(Stored data entries)
>>>

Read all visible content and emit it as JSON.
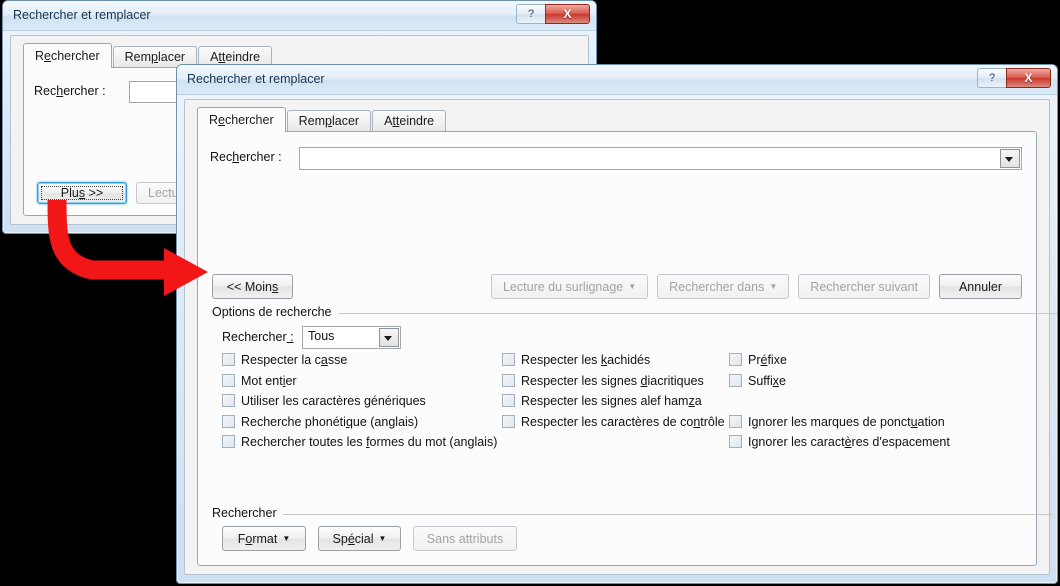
{
  "accent": {
    "red_arrow": "#f21616",
    "focus_blue": "#2e9fd6",
    "close_red": "#c8392c"
  },
  "back_dialog": {
    "title": "Rechercher et remplacer",
    "help_label": "?",
    "close_label": "X",
    "tabs": [
      {
        "label_pre": "R",
        "label_ak": "e",
        "label_post": "chercher",
        "active": true
      },
      {
        "label_pre": "Rem",
        "label_ak": "p",
        "label_post": "lacer",
        "active": false
      },
      {
        "label_pre": "A",
        "label_ak": "tt",
        "label_post": "eindre",
        "active": false
      }
    ],
    "find_label_pre": "Rec",
    "find_label_ak": "h",
    "find_label_post": "ercher :",
    "find_value": "",
    "buttons": {
      "more": {
        "pre": "Plu",
        "ak": "s",
        "post": " >>"
      },
      "read_highlight": "Lecture du"
    }
  },
  "front_dialog": {
    "title": "Rechercher et remplacer",
    "help_label": "?",
    "close_label": "X",
    "tabs": [
      {
        "label_pre": "R",
        "label_ak": "e",
        "label_post": "chercher",
        "active": true
      },
      {
        "label_pre": "Rem",
        "label_ak": "p",
        "label_post": "lacer",
        "active": false
      },
      {
        "label_pre": "A",
        "label_ak": "tt",
        "label_post": "eindre",
        "active": false
      }
    ],
    "find_label_pre": "Rec",
    "find_label_ak": "h",
    "find_label_post": "ercher :",
    "find_value": "",
    "find_placeholder": "",
    "action_buttons": [
      {
        "name": "less",
        "pre": "<< Moin",
        "ak": "s",
        "post": "",
        "disabled": false,
        "caret": false
      },
      {
        "name": "read-highlight",
        "pre": "Lecture du surlignage",
        "ak": "",
        "post": "",
        "disabled": true,
        "caret": true
      },
      {
        "name": "find-in",
        "pre": "Rechercher dans",
        "ak": "",
        "post": "",
        "disabled": true,
        "caret": true
      },
      {
        "name": "find-next",
        "pre": "Rechercher suivant",
        "ak": "",
        "post": "",
        "disabled": true,
        "caret": false
      },
      {
        "name": "cancel",
        "pre": "Annuler",
        "ak": "",
        "post": "",
        "disabled": false,
        "caret": false
      }
    ],
    "search_options_group": "Options de recherche",
    "scope": {
      "label_pre": "Rechercher",
      "label_ak": " :",
      "label_post": "",
      "value": "Tous",
      "options": [
        "Tous"
      ]
    },
    "checkbox_col1": [
      {
        "pre": "Respecter la c",
        "ak": "a",
        "post": "sse",
        "checked": false
      },
      {
        "pre": "Mot ent",
        "ak": "i",
        "post": "er",
        "checked": false
      },
      {
        "pre": "Utiliser les caractères ",
        "ak": "g",
        "post": "énériques",
        "checked": false
      },
      {
        "pre": "Recherche phonéti",
        "ak": "q",
        "post": "ue (anglais)",
        "checked": false
      },
      {
        "pre": "Rechercher toutes les ",
        "ak": "f",
        "post": "ormes du mot (anglais)",
        "checked": false
      }
    ],
    "checkbox_col2": [
      {
        "pre": "Respecter les ",
        "ak": "k",
        "post": "achidés",
        "checked": false
      },
      {
        "pre": "Respecter les signes ",
        "ak": "d",
        "post": "iacritiques",
        "checked": false
      },
      {
        "pre": "Respecter les signes alef ham",
        "ak": "z",
        "post": "a",
        "checked": false
      },
      {
        "pre": "Respecter les caractères de co",
        "ak": "n",
        "post": "trôle",
        "checked": false
      }
    ],
    "checkbox_col3": [
      {
        "pre": "Pr",
        "ak": "é",
        "post": "fixe",
        "checked": false,
        "row": 0
      },
      {
        "pre": "Suffi",
        "ak": "x",
        "post": "e",
        "checked": false,
        "row": 1
      },
      {
        "pre": "Ignorer les marques de ponct",
        "ak": "u",
        "post": "ation",
        "checked": false,
        "row": 3
      },
      {
        "pre": "Ignorer les caract",
        "ak": "è",
        "post": "res d'espacement",
        "checked": false,
        "row": 4
      }
    ],
    "find_group": "Rechercher",
    "bottom_buttons": [
      {
        "name": "format",
        "pre": "F",
        "ak": "o",
        "post": "rmat",
        "disabled": false,
        "caret": true
      },
      {
        "name": "special",
        "pre": "Sp",
        "ak": "é",
        "post": "cial",
        "disabled": false,
        "caret": true
      },
      {
        "name": "no-formatting",
        "pre": "Sans attributs",
        "ak": "",
        "post": "",
        "disabled": true,
        "caret": false
      }
    ]
  },
  "annotation": {
    "arrow_name": "red-curved-arrow"
  }
}
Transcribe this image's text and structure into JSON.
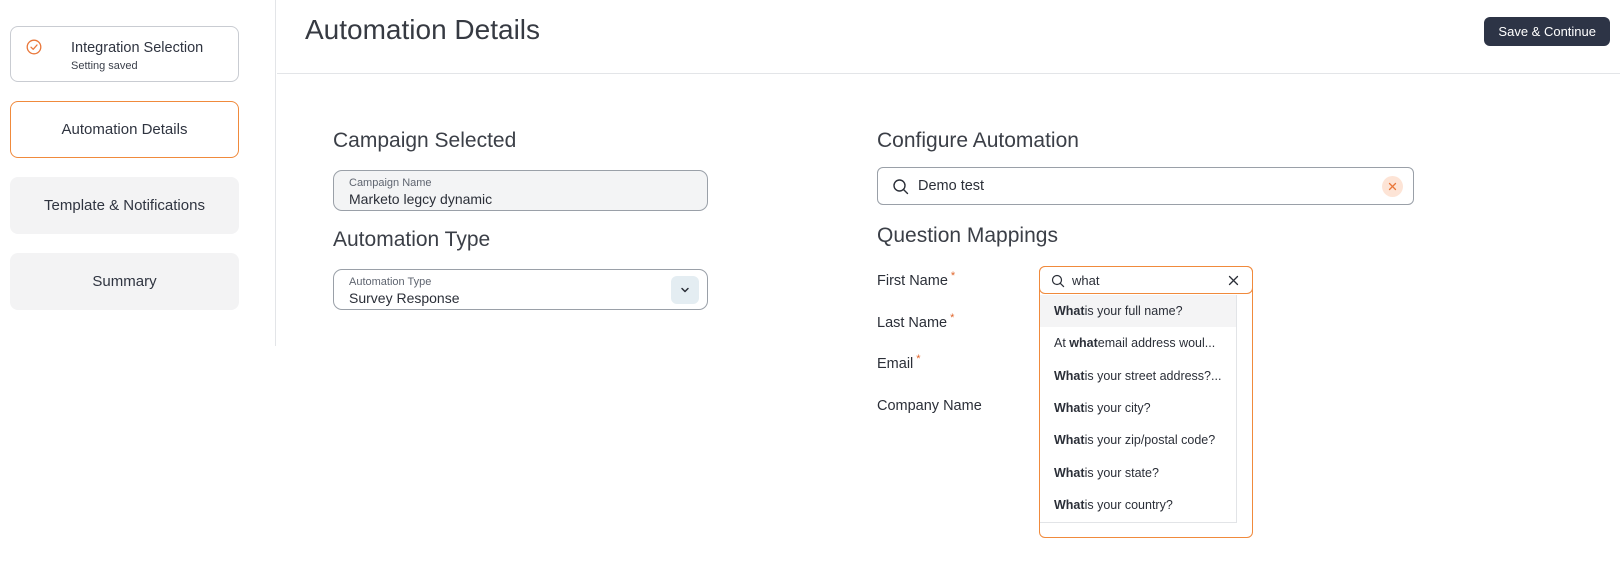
{
  "sidebar": {
    "steps": [
      {
        "label": "Integration Selection",
        "sub": "Setting saved"
      },
      {
        "label": "Automation Details"
      },
      {
        "label": "Template & Notifications"
      },
      {
        "label": "Summary"
      }
    ]
  },
  "header": {
    "title": "Automation Details",
    "save_label": "Save & Continue"
  },
  "campaign": {
    "title": "Campaign Selected",
    "field_label": "Campaign Name",
    "field_value": "Marketo legcy dynamic"
  },
  "automation_type": {
    "title": "Automation Type",
    "field_label": "Automation Type",
    "field_value": "Survey Response"
  },
  "configure": {
    "title": "Configure Automation",
    "search_value": "Demo test"
  },
  "mappings": {
    "title": "Question Mappings",
    "fields": [
      {
        "label": "First Name",
        "required": "*"
      },
      {
        "label": "Last Name",
        "required": "*"
      },
      {
        "label": "Email",
        "required": "*"
      },
      {
        "label": "Company Name",
        "required": ""
      }
    ],
    "dropdown": {
      "search_value": "what",
      "options": [
        {
          "match": "What",
          "rest": " is your full name?"
        },
        {
          "pre": "At ",
          "match": "what",
          "rest": " email address woul..."
        },
        {
          "match": "What",
          "rest": " is your street address?..."
        },
        {
          "match": "What",
          "rest": " is your city?"
        },
        {
          "match": "What",
          "rest": " is your zip/postal code?"
        },
        {
          "match": "What",
          "rest": " is your state?"
        },
        {
          "match": "What",
          "rest": " is your country?"
        }
      ]
    }
  },
  "colors": {
    "accent": "#f08a3c",
    "primary_button": "#2d3446"
  }
}
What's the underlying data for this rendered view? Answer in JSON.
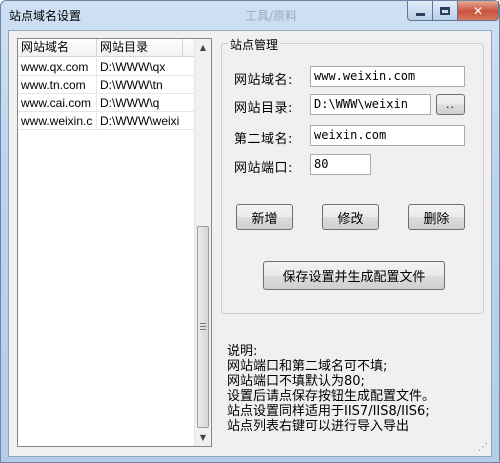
{
  "window": {
    "title": "站点域名设置",
    "ghost_title": "工具/原料",
    "minimize_label": "",
    "maximize_label": "",
    "close_label": "✕"
  },
  "list": {
    "columns": [
      "网站域名",
      "网站目录"
    ],
    "rows": [
      {
        "domain": "www.qx.com",
        "dir": "D:\\WWW\\qx"
      },
      {
        "domain": "www.tn.com",
        "dir": "D:\\WWW\\tn"
      },
      {
        "domain": "www.cai.com",
        "dir": "D:\\WWW\\q"
      },
      {
        "domain": "www.weixin.c",
        "dir": "D:\\WWW\\weixi"
      }
    ],
    "scroll_up": "▲",
    "scroll_down": "▼"
  },
  "site": {
    "group_title": "站点管理",
    "domain_label": "网站域名:",
    "domain_value": "www.weixin.com",
    "dir_label": "网站目录:",
    "dir_value": "D:\\WWW\\weixin",
    "browse_label": "..",
    "second_domain_label": "第二域名:",
    "second_domain_value": "weixin.com",
    "port_label": "网站端口:",
    "port_value": "80",
    "add_label": "新增",
    "edit_label": "修改",
    "delete_label": "删除",
    "save_label": "保存设置并生成配置文件"
  },
  "notes": [
    "说明:",
    "网站端口和第二域名可不填;",
    "网站端口不填默认为80;",
    "设置后请点保存按钮生成配置文件。",
    "站点设置同样适用于IIS7/IIS8/IIS6;",
    "站点列表右键可以进行导入导出"
  ]
}
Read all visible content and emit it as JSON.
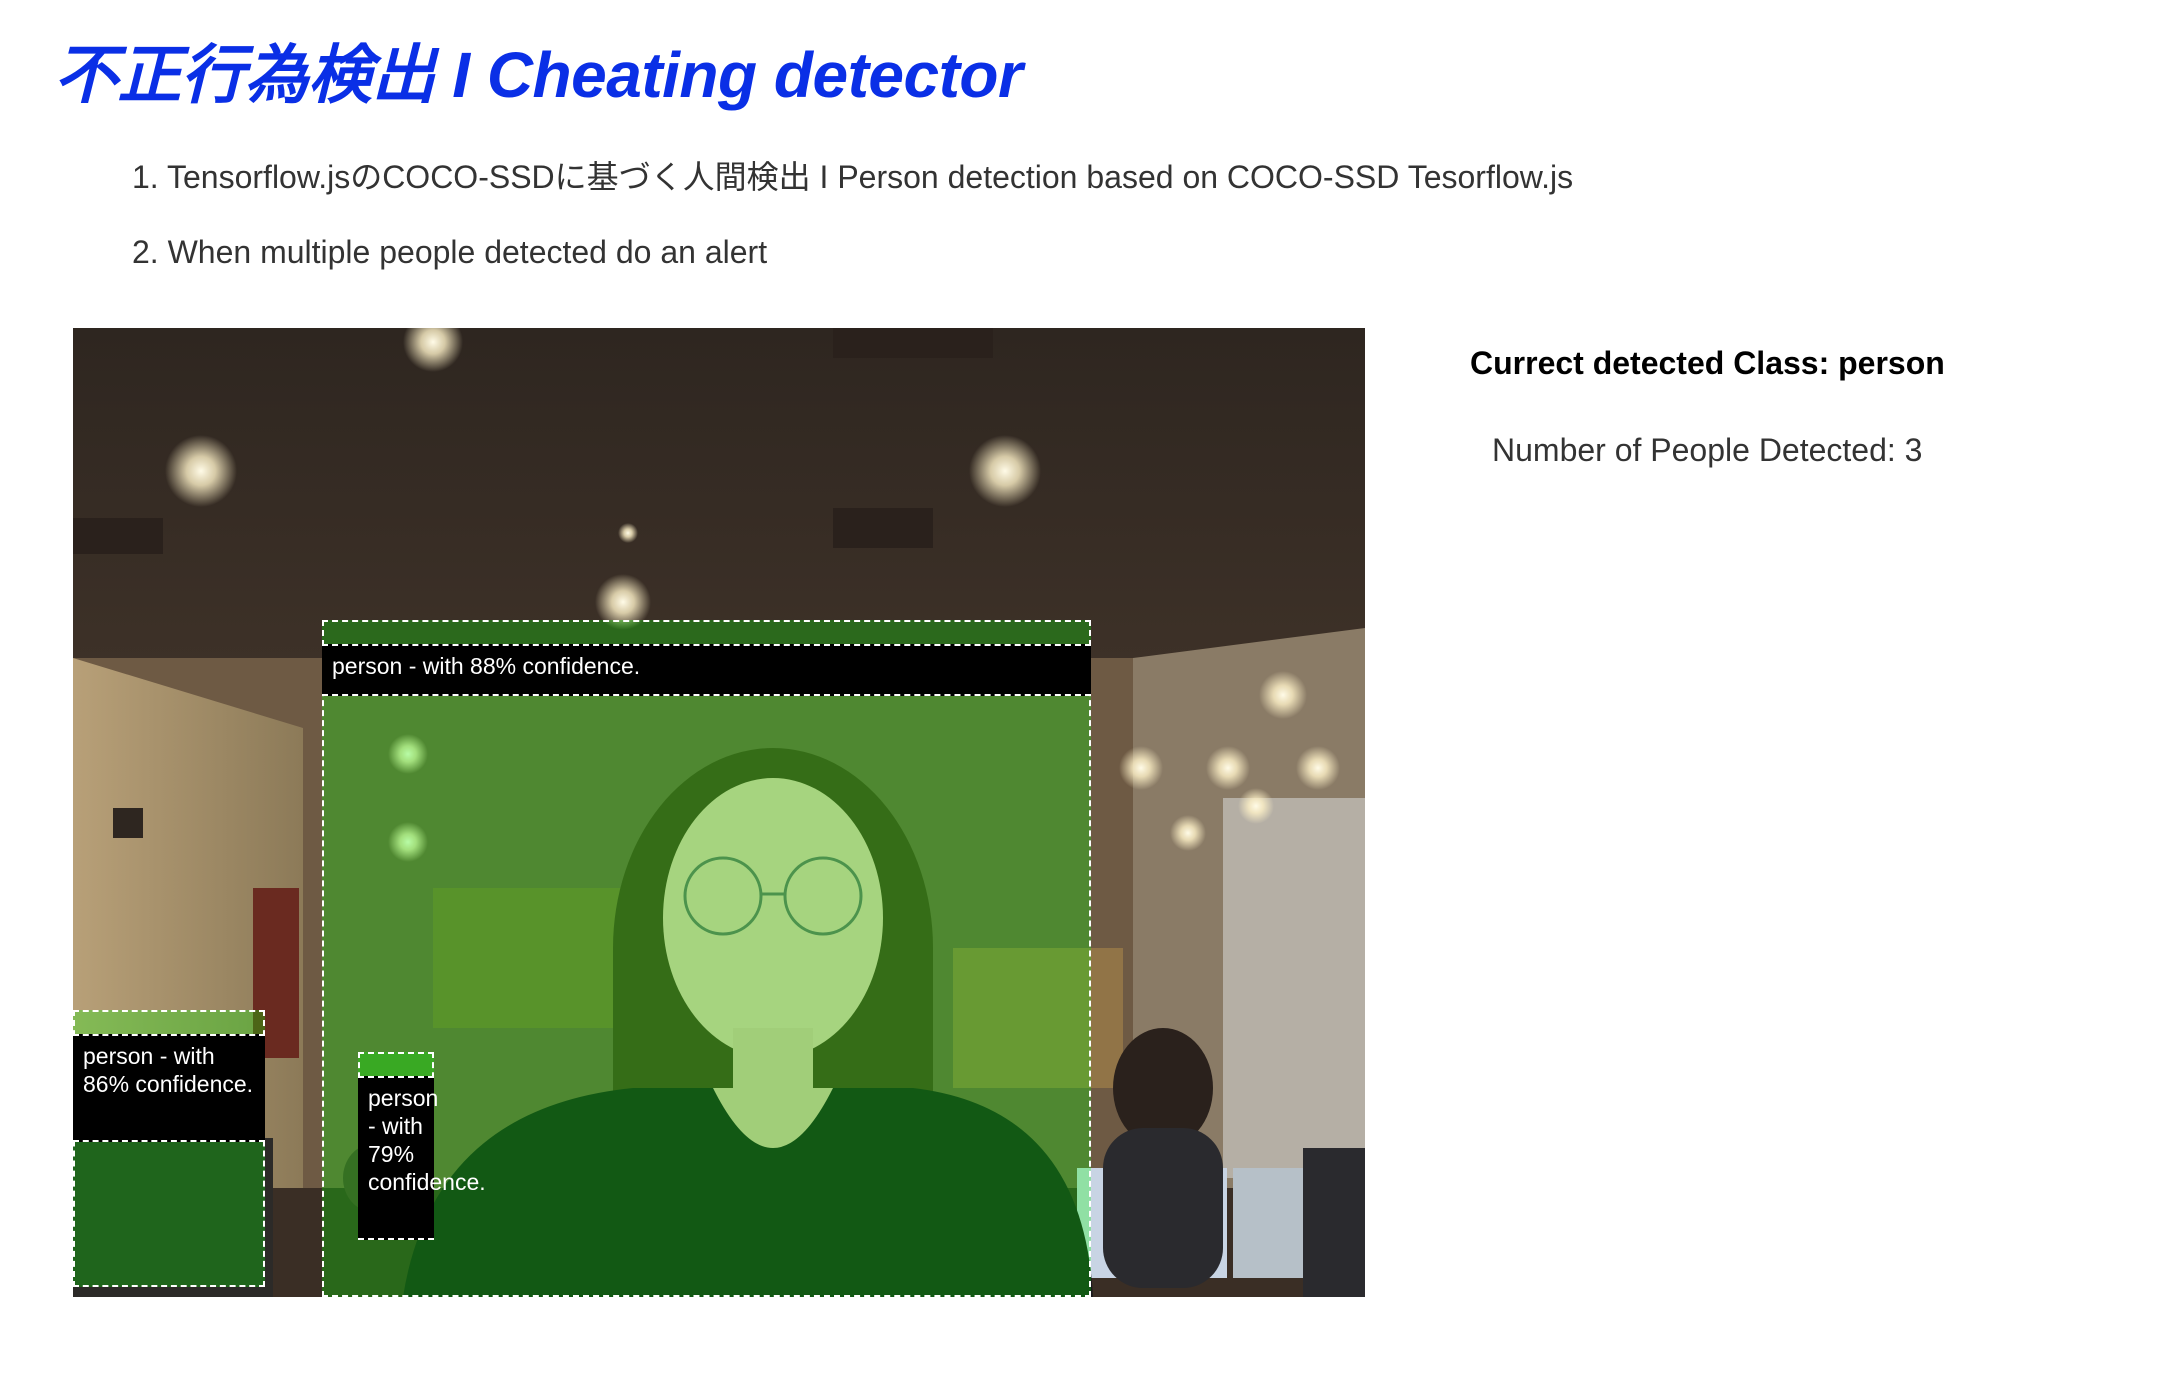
{
  "page": {
    "title": "不正行為検出 I Cheating detector"
  },
  "steps": [
    "1. Tensorflow.jsのCOCO-SSDに基づく人間検出 I Person detection based on COCO-SSD Tesorflow.js",
    "2. When multiple people detected do an alert"
  ],
  "detections": [
    {
      "label": "person - with 88% confidence."
    },
    {
      "label": "person - with 86% confidence."
    },
    {
      "label": "person - with 79% confidence."
    }
  ],
  "status": {
    "class_heading": "Currect detected Class: person",
    "people_count": "Number of People Detected: 3"
  },
  "colors": {
    "title": "#0a2fe6",
    "box_overlay": "rgba(0,255,0,0.28)",
    "label_background": "#000000",
    "label_text": "#ffffff"
  },
  "icons": {
    "webcam_feed": "camera-feed-image"
  }
}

<<<

_Task_
Where a line in the material contains "Details", copy that line.

_Worked answer_
        "label": "Automation Details"
    "title": "Automation Details",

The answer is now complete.